---------- DATA ----------

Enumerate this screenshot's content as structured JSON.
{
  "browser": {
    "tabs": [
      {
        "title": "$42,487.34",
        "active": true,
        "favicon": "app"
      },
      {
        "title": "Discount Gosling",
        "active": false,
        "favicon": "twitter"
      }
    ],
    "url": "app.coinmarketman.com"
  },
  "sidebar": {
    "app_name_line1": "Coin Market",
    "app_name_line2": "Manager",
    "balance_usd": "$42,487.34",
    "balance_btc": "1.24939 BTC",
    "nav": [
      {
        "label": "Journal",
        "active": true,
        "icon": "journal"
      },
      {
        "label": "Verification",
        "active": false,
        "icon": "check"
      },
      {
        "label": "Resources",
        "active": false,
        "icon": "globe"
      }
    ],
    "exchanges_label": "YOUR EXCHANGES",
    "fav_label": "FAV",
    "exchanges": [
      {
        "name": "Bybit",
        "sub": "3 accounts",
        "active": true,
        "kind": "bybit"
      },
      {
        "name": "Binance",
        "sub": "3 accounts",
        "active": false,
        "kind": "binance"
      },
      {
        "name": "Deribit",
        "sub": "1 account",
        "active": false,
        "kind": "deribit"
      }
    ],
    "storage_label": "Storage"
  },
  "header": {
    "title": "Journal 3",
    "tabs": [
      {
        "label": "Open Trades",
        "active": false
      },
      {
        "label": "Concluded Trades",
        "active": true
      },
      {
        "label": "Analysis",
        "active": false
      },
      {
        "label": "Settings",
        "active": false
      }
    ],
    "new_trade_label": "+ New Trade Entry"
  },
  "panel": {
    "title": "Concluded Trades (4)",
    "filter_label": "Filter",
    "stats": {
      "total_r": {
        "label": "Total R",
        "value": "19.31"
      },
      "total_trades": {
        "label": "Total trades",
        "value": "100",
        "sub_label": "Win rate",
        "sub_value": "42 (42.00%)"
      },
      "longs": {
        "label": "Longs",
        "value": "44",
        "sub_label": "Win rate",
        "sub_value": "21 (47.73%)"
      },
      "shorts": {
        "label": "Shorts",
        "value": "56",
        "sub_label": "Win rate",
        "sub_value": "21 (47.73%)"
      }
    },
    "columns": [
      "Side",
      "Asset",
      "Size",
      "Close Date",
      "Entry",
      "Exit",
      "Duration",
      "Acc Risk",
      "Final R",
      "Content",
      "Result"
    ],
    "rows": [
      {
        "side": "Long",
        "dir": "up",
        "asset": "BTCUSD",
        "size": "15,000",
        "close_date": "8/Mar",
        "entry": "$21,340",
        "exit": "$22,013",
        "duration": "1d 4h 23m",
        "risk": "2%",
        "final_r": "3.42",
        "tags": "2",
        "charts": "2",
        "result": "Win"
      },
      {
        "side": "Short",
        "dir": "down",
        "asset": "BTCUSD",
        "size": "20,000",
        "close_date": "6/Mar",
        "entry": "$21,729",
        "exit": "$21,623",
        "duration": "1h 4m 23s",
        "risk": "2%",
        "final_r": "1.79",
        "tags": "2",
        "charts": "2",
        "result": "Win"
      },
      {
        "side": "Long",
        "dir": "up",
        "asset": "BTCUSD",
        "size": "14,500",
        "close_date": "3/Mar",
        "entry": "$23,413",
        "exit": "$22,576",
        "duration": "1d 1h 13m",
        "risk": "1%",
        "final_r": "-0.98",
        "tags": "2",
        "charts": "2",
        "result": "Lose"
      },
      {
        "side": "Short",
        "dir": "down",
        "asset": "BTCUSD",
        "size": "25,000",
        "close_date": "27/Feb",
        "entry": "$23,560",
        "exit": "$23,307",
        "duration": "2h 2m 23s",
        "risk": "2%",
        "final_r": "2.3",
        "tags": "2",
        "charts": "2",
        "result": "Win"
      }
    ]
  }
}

----------

WORK REQUIRED
Some lines of the data may hold the word "Concluded". Say how many do, with nothing else.

RESPONSE
2